+++ Provided material +++

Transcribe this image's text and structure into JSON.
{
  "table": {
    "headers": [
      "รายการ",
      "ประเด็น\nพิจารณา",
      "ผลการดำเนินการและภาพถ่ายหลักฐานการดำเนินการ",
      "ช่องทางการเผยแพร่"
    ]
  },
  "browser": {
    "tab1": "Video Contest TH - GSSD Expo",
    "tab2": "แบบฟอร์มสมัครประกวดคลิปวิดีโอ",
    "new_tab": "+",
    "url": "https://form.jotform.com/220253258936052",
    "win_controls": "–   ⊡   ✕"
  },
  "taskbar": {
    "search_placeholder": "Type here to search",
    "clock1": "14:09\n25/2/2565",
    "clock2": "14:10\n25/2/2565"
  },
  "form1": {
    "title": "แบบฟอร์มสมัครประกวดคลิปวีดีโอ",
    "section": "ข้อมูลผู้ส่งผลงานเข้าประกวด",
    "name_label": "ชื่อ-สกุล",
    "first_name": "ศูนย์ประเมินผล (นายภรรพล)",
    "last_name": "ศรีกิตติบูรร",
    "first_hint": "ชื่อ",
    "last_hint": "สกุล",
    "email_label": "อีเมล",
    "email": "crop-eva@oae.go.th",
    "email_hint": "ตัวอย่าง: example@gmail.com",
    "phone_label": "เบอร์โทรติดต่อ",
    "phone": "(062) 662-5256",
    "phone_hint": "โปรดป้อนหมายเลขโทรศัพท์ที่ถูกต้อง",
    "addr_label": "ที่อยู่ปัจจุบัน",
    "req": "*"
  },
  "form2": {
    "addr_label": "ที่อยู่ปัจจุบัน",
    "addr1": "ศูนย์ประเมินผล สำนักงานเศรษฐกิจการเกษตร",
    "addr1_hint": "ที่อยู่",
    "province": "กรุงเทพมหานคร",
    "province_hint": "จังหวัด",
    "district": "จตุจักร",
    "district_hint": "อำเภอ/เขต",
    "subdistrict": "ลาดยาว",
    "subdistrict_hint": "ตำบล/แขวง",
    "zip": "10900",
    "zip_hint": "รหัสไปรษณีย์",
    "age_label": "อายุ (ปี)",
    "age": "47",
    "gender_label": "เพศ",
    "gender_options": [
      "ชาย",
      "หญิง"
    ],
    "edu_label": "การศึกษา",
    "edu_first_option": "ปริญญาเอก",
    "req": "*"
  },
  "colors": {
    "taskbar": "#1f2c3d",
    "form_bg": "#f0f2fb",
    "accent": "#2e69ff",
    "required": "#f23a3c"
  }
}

+++

Exercise — Reproduce every entry shown above, precisely as it stands.

Task answer —
Transcribe this image's text and structure into JSON.
{
  "table": {
    "headers": [
      "รายการ",
      "ประเด็น\nพิจารณา",
      "ผลการดำเนินการและภาพถ่ายหลักฐานการดำเนินการ",
      "ช่องทางการเผยแพร่"
    ]
  },
  "browser": {
    "tab1": "Video Contest TH - GSSD Expo",
    "tab2": "แบบฟอร์มสมัครประกวดคลิปวิดีโอ",
    "new_tab": "+",
    "url": "https://form.jotform.com/220253258936052",
    "win_controls": "–   ⊡   ✕"
  },
  "taskbar": {
    "search_placeholder": "Type here to search",
    "clock1": "14:09\n25/2/2565",
    "clock2": "14:10\n25/2/2565"
  },
  "form1": {
    "title": "แบบฟอร์มสมัครประกวดคลิปวีดีโอ",
    "section": "ข้อมูลผู้ส่งผลงานเข้าประกวด",
    "name_label": "ชื่อ-สกุล",
    "first_name": "ศูนย์ประเมินผล (นายภรรพล)",
    "last_name": "ศรีกิตติบูรร",
    "first_hint": "ชื่อ",
    "last_hint": "สกุล",
    "email_label": "อีเมล",
    "email": "crop-eva@oae.go.th",
    "email_hint": "ตัวอย่าง: example@gmail.com",
    "phone_label": "เบอร์โทรติดต่อ",
    "phone": "(062) 662-5256",
    "phone_hint": "โปรดป้อนหมายเลขโทรศัพท์ที่ถูกต้อง",
    "addr_label": "ที่อยู่ปัจจุบัน",
    "req": "*"
  },
  "form2": {
    "addr_label": "ที่อยู่ปัจจุบัน",
    "addr1": "ศูนย์ประเมินผล สำนักงานเศรษฐกิจการเกษตร",
    "addr1_hint": "ที่อยู่",
    "province": "กรุงเทพมหานคร",
    "province_hint": "จังหวัด",
    "district": "จตุจักร",
    "district_hint": "อำเภอ/เขต",
    "subdistrict": "ลาดยาว",
    "subdistrict_hint": "ตำบล/แขวง",
    "zip": "10900",
    "zip_hint": "รหัสไปรษณีย์",
    "age_label": "อายุ (ปี)",
    "age": "47",
    "gender_label": "เพศ",
    "gender_options": [
      "ชาย",
      "หญิง"
    ],
    "edu_label": "การศึกษา",
    "edu_first_option": "ปริญญาเอก",
    "req": "*"
  },
  "colors": {
    "taskbar": "#1f2c3d",
    "form_bg": "#f0f2fb",
    "accent": "#2e69ff",
    "required": "#f23a3c"
  }
}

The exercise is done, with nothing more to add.